SHORT TASK: Update the entries from the line with "I need the location" up to and including the line with "button[interactable]: Password input" by changing "input field" to "text field" and leaving everything else as it is. Return only those lines and leave the pictures out.

INFORMATION SUPPLIED:
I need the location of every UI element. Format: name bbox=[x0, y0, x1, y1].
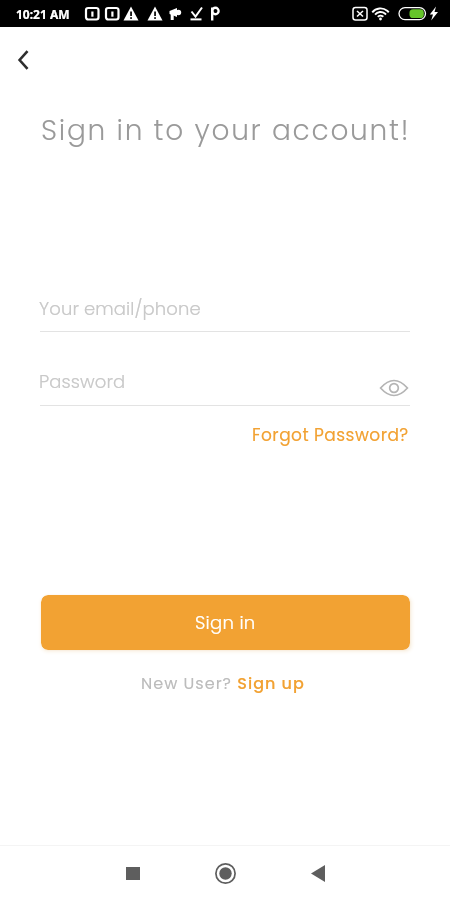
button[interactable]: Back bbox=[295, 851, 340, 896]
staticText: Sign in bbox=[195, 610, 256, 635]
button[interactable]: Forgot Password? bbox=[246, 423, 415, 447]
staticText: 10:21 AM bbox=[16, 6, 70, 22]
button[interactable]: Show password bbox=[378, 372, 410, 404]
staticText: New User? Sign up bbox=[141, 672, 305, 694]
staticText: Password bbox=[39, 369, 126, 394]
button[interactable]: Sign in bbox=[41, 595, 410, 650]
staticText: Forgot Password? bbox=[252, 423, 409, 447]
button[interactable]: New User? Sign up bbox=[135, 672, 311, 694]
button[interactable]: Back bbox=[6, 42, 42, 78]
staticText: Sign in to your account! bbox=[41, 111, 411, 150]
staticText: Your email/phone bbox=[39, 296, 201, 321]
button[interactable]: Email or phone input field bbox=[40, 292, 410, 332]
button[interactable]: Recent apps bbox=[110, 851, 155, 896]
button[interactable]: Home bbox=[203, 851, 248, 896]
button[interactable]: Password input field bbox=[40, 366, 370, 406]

---

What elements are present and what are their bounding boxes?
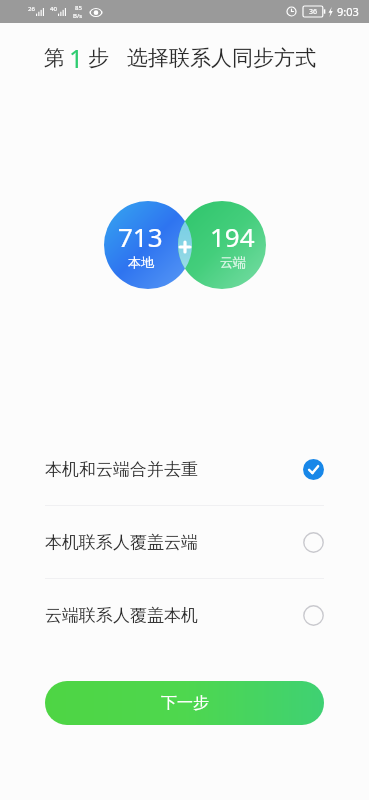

REPLY:
I need the location of every UI element. Format: name bbox=[x0, y0, x1, y1].
button[interactable]: Back bbox=[295, 851, 340, 896]
staticText: Sign in bbox=[195, 610, 256, 635]
button[interactable]: Forgot Password? bbox=[246, 423, 415, 447]
staticText: 10:21 AM bbox=[16, 6, 70, 22]
button[interactable]: Show password bbox=[378, 372, 410, 404]
staticText: New User? Sign up bbox=[141, 672, 305, 694]
staticText: Password bbox=[39, 369, 126, 394]
button[interactable]: Sign in bbox=[41, 595, 410, 650]
staticText: Forgot Password? bbox=[252, 423, 409, 447]
button[interactable]: New User? Sign up bbox=[135, 672, 311, 694]
button[interactable]: Back bbox=[6, 42, 42, 78]
staticText: Sign in to your account! bbox=[41, 111, 411, 150]
staticText: Your email/phone bbox=[39, 296, 201, 321]
button[interactable]: Email or phone text field bbox=[40, 292, 410, 332]
button[interactable]: Recent apps bbox=[110, 851, 155, 896]
button[interactable]: Home bbox=[203, 851, 248, 896]
button[interactable]: Password text field bbox=[40, 366, 370, 406]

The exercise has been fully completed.